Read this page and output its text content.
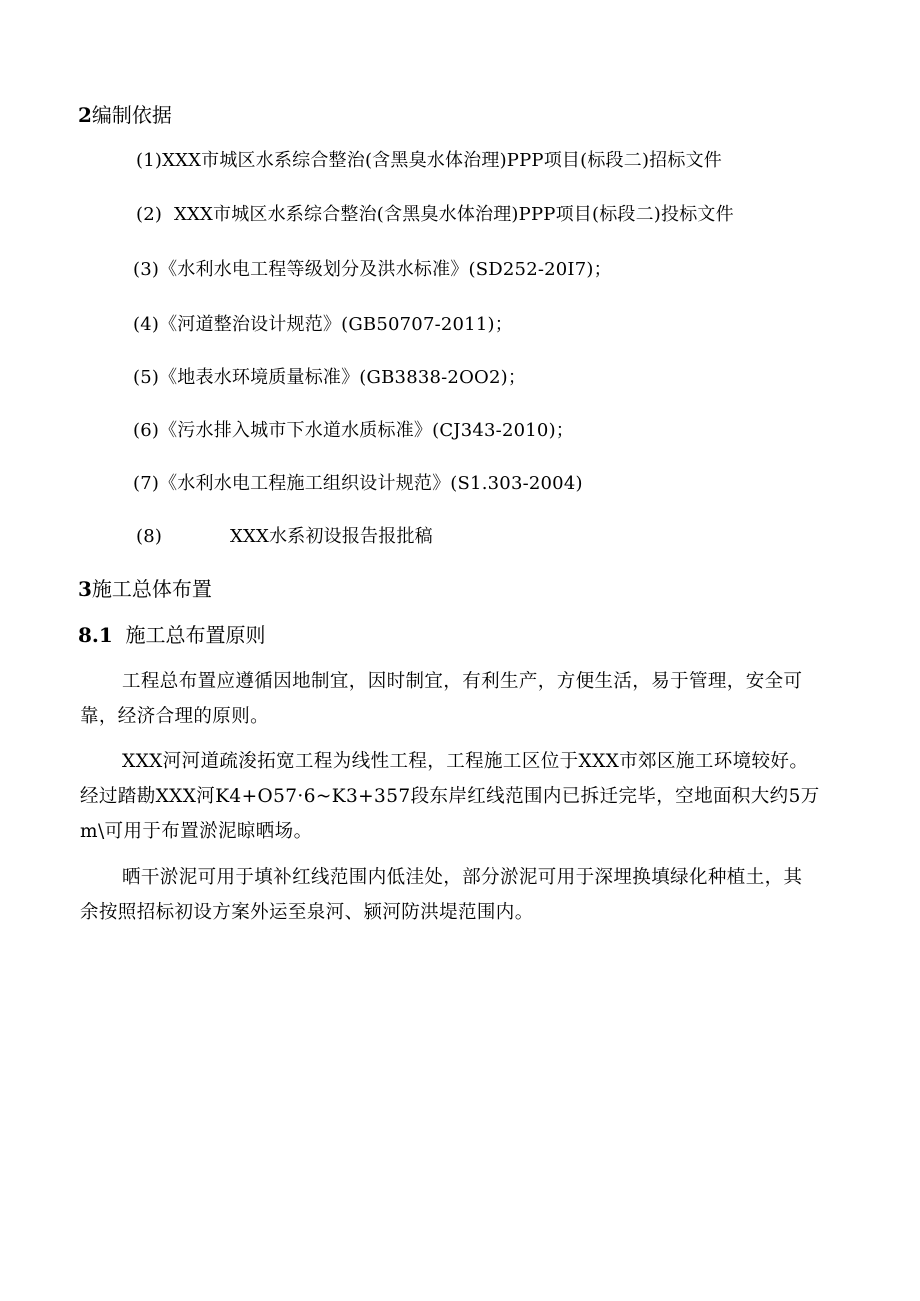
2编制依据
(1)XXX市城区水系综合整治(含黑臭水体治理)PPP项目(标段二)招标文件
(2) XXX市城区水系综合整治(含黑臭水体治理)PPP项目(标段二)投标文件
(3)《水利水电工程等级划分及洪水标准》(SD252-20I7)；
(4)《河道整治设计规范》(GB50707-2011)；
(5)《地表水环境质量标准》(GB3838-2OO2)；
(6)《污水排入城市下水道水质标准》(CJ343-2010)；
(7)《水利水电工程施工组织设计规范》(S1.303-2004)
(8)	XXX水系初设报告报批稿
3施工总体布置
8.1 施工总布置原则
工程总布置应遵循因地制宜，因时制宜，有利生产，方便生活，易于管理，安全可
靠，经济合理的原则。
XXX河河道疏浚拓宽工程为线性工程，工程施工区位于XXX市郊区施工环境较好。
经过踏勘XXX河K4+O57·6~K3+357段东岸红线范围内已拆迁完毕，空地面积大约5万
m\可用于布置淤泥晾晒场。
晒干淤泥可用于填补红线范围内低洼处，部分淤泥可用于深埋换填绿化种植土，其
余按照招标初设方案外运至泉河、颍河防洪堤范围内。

_WRITTEN INSTRUCTION_
Take the records above and transcribe them exactly, dropping every picture.

_OUTPUT FOR THIS EXERCISE_
Read this page and output its text content.
2编制依据
(1)XXX市城区水系综合整治(含黑臭水体治理)PPP项目(标段二)招标文件
(2) XXX市城区水系综合整治(含黑臭水体治理)PPP项目(标段二)投标文件
(3)《水利水电工程等级划分及洪水标准》(SD252-20I7)；
(4)《河道整治设计规范》(GB50707-2011)；
(5)《地表水环境质量标准》(GB3838-2OO2)；
(6)《污水排入城市下水道水质标准》(CJ343-2010)；
(7)《水利水电工程施工组织设计规范》(S1.303-2004)
(8)	XXX水系初设报告报批稿
3施工总体布置
8.1 施工总布置原则
工程总布置应遵循因地制宜，因时制宜，有利生产，方便生活，易于管理，安全可
靠，经济合理的原则。
XXX河河道疏浚拓宽工程为线性工程，工程施工区位于XXX市郊区施工环境较好。
经过踏勘XXX河K4+O57·6~K3+357段东岸红线范围内已拆迁完毕，空地面积大约5万
m\可用于布置淤泥晾晒场。
晒干淤泥可用于填补红线范围内低洼处，部分淤泥可用于深埋换填绿化种植土，其
余按照招标初设方案外运至泉河、颍河防洪堤范围内。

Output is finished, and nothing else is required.